[Figure record extracts]
══════════════════════════════
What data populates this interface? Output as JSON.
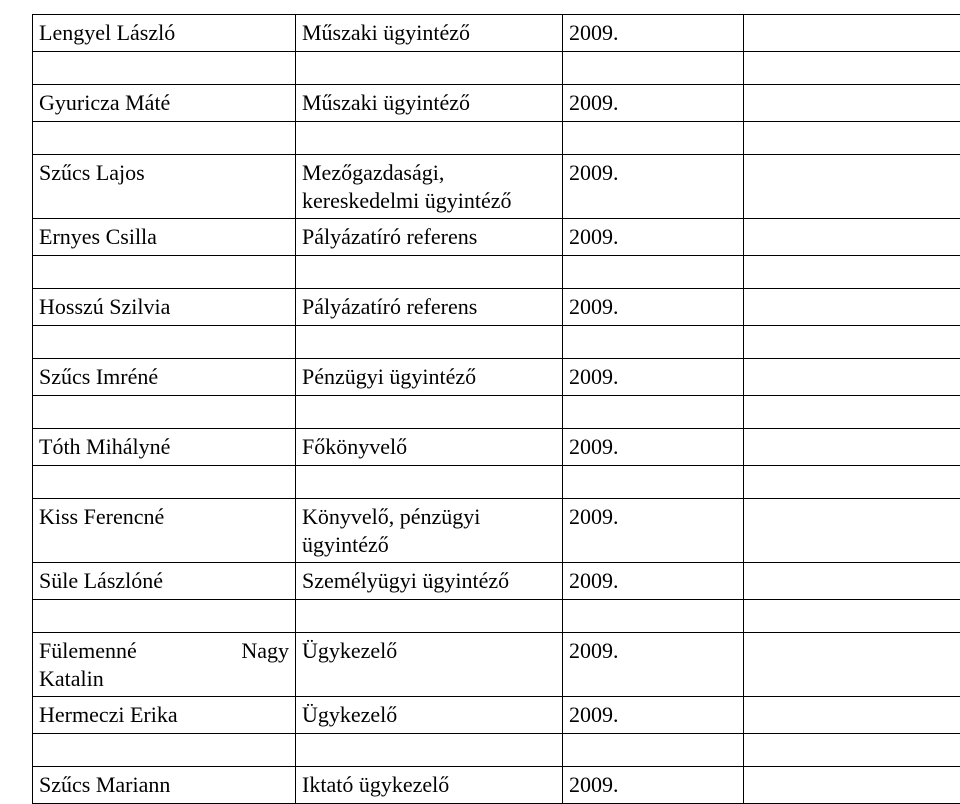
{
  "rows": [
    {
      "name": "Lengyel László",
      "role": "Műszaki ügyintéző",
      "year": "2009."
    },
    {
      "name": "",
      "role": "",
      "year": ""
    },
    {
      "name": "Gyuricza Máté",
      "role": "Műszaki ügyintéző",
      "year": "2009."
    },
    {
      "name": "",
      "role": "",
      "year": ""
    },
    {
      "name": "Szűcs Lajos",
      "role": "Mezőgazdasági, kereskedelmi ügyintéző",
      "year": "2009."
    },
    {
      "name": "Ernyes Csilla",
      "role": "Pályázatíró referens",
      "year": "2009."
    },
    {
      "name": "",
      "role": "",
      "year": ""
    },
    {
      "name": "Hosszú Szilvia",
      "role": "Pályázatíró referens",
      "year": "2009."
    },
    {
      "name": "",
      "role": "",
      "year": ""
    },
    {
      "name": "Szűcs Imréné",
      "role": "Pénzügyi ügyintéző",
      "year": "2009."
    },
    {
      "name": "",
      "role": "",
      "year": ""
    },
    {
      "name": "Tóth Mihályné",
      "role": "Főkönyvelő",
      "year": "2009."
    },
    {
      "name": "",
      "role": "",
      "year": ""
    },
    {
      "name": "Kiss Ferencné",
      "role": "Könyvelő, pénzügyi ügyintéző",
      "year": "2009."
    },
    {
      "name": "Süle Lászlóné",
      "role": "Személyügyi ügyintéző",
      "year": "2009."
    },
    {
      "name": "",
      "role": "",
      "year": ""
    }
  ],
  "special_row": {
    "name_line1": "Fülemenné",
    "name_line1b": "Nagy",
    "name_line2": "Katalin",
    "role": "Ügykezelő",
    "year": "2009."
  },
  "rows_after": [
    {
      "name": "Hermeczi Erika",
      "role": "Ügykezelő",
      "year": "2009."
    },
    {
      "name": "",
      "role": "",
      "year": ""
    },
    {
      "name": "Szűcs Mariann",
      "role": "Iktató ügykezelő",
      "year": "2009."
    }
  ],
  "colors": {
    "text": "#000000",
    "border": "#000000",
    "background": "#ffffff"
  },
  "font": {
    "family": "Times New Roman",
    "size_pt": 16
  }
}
══════════════════════════════
Set task →
Skip every picture and transcribe the data above exactly.

Output for this task →
What data populates this interface? Output as JSON.
{
  "rows": [
    {
      "name": "Lengyel László",
      "role": "Műszaki ügyintéző",
      "year": "2009."
    },
    {
      "name": "",
      "role": "",
      "year": ""
    },
    {
      "name": "Gyuricza Máté",
      "role": "Műszaki ügyintéző",
      "year": "2009."
    },
    {
      "name": "",
      "role": "",
      "year": ""
    },
    {
      "name": "Szűcs Lajos",
      "role": "Mezőgazdasági, kereskedelmi ügyintéző",
      "year": "2009."
    },
    {
      "name": "Ernyes Csilla",
      "role": "Pályázatíró referens",
      "year": "2009."
    },
    {
      "name": "",
      "role": "",
      "year": ""
    },
    {
      "name": "Hosszú Szilvia",
      "role": "Pályázatíró referens",
      "year": "2009."
    },
    {
      "name": "",
      "role": "",
      "year": ""
    },
    {
      "name": "Szűcs Imréné",
      "role": "Pénzügyi ügyintéző",
      "year": "2009."
    },
    {
      "name": "",
      "role": "",
      "year": ""
    },
    {
      "name": "Tóth Mihályné",
      "role": "Főkönyvelő",
      "year": "2009."
    },
    {
      "name": "",
      "role": "",
      "year": ""
    },
    {
      "name": "Kiss Ferencné",
      "role": "Könyvelő, pénzügyi ügyintéző",
      "year": "2009."
    },
    {
      "name": "Süle Lászlóné",
      "role": "Személyügyi ügyintéző",
      "year": "2009."
    },
    {
      "name": "",
      "role": "",
      "year": ""
    }
  ],
  "special_row": {
    "name_line1": "Fülemenné",
    "name_line1b": "Nagy",
    "name_line2": "Katalin",
    "role": "Ügykezelő",
    "year": "2009."
  },
  "rows_after": [
    {
      "name": "Hermeczi Erika",
      "role": "Ügykezelő",
      "year": "2009."
    },
    {
      "name": "",
      "role": "",
      "year": ""
    },
    {
      "name": "Szűcs Mariann",
      "role": "Iktató ügykezelő",
      "year": "2009."
    }
  ],
  "colors": {
    "text": "#000000",
    "border": "#000000",
    "background": "#ffffff"
  },
  "font": {
    "family": "Times New Roman",
    "size_pt": 16
  }
}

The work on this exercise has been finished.